WHAT THE TASK REQUIRES: Write out the material exactly, with the pictures left out.

•••

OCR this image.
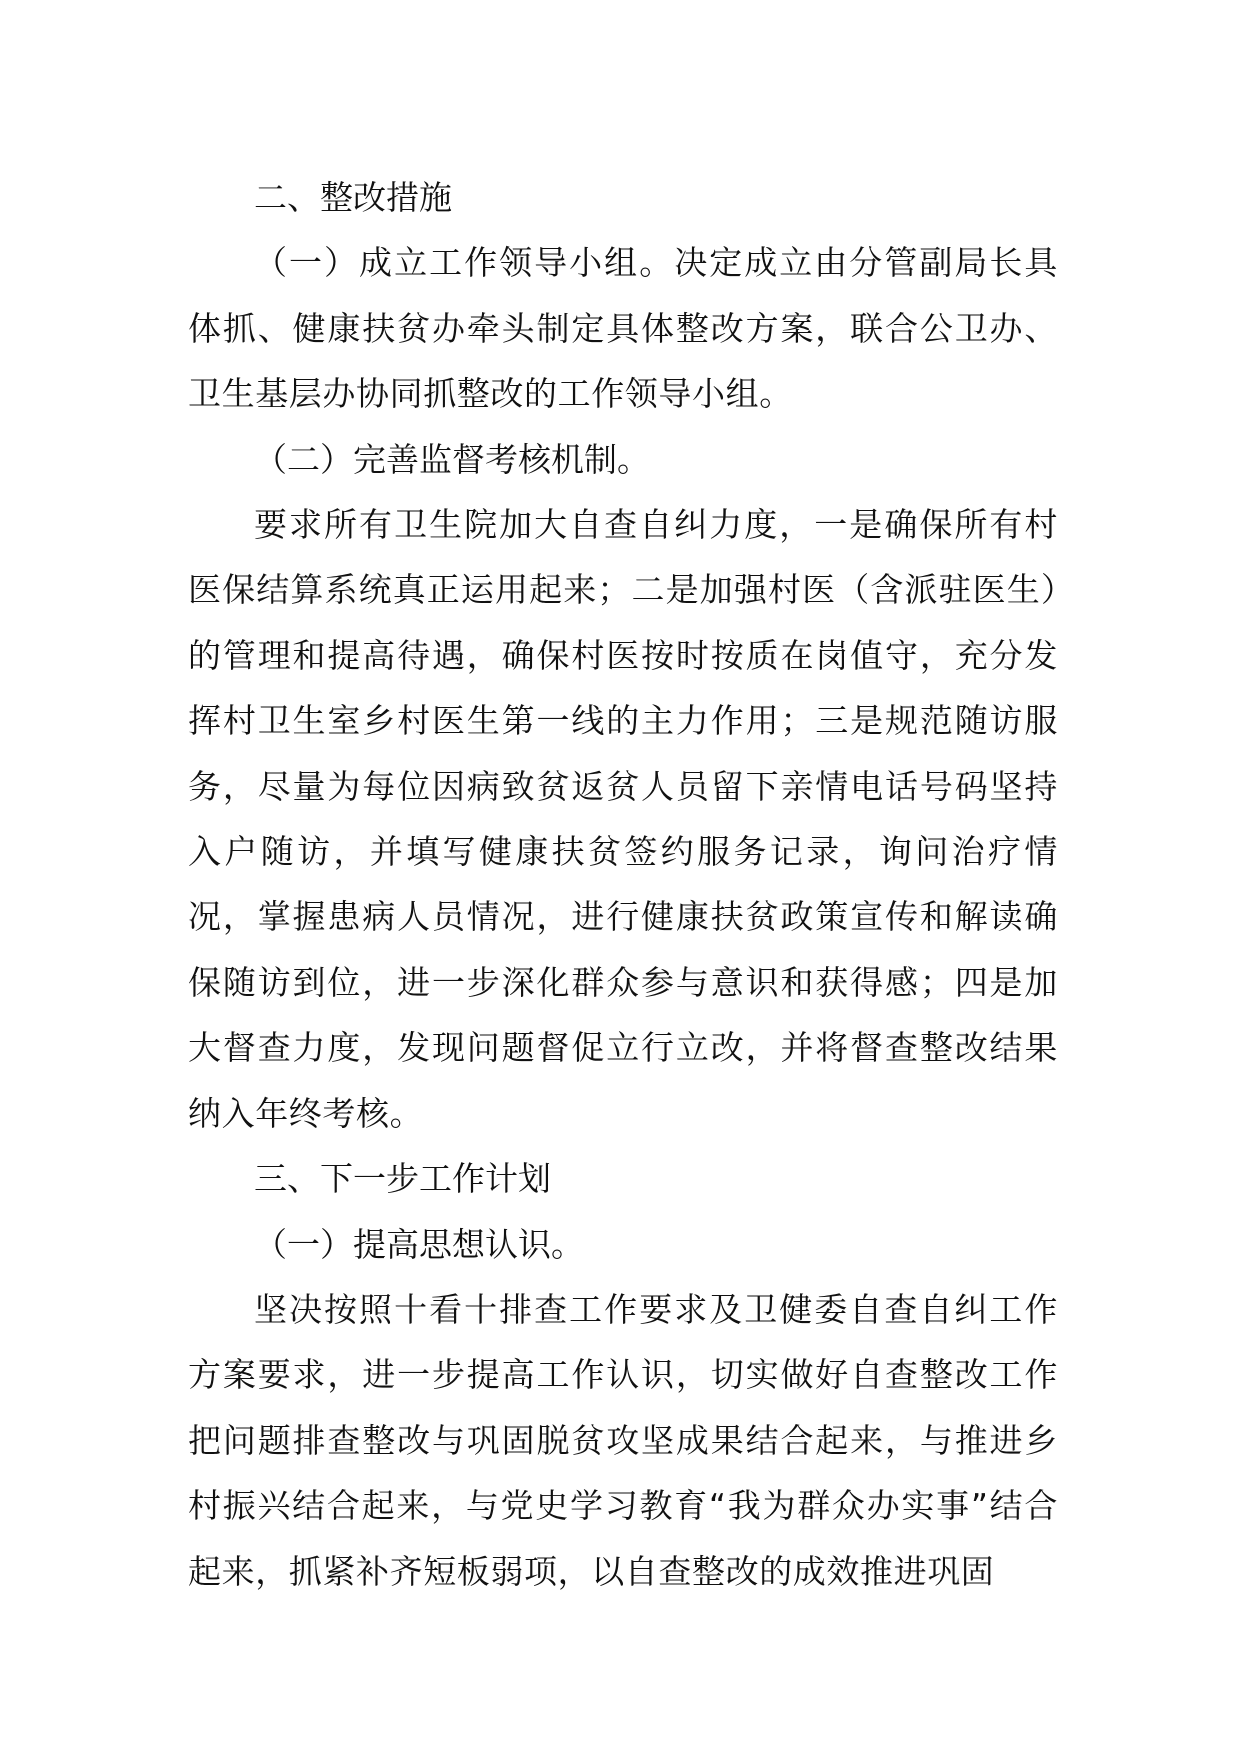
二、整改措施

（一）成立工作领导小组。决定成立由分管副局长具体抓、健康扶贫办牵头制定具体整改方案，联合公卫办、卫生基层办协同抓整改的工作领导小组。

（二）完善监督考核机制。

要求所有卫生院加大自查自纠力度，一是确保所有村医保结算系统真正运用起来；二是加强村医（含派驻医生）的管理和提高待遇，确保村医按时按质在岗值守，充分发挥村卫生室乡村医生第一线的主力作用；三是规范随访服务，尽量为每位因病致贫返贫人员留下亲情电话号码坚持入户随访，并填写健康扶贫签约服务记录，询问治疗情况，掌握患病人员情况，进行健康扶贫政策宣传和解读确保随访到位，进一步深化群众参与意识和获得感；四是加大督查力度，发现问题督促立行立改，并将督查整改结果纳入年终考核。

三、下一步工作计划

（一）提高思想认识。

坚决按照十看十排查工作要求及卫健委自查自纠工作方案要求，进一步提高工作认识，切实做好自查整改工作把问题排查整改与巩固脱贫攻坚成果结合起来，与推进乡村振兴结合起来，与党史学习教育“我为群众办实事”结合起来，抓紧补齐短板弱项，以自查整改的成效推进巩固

•••

SOLUTION BELOW:
OCR this image.
二、整改措施

（一）成立工作领导小组。决定成立由分管副局长具体抓、健康扶贫办牵头制定具体整改方案，联合公卫办、卫生基层办协同抓整改的工作领导小组。

（二）完善监督考核机制。

要求所有卫生院加大自查自纠力度，一是确保所有村医保结算系统真正运用起来；二是加强村医（含派驻医生）的管理和提高待遇，确保村医按时按质在岗值守，充分发挥村卫生室乡村医生第一线的主力作用；三是规范随访服务，尽量为每位因病致贫返贫人员留下亲情电话号码坚持入户随访，并填写健康扶贫签约服务记录，询问治疗情况，掌握患病人员情况，进行健康扶贫政策宣传和解读确保随访到位，进一步深化群众参与意识和获得感；四是加大督查力度，发现问题督促立行立改，并将督查整改结果纳入年终考核。

三、下一步工作计划

（一）提高思想认识。

坚决按照十看十排查工作要求及卫健委自查自纠工作方案要求，进一步提高工作认识，切实做好自查整改工作把问题排查整改与巩固脱贫攻坚成果结合起来，与推进乡村振兴结合起来，与党史学习教育“我为群众办实事”结合起来，抓紧补齐短板弱项，以自查整改的成效推进巩固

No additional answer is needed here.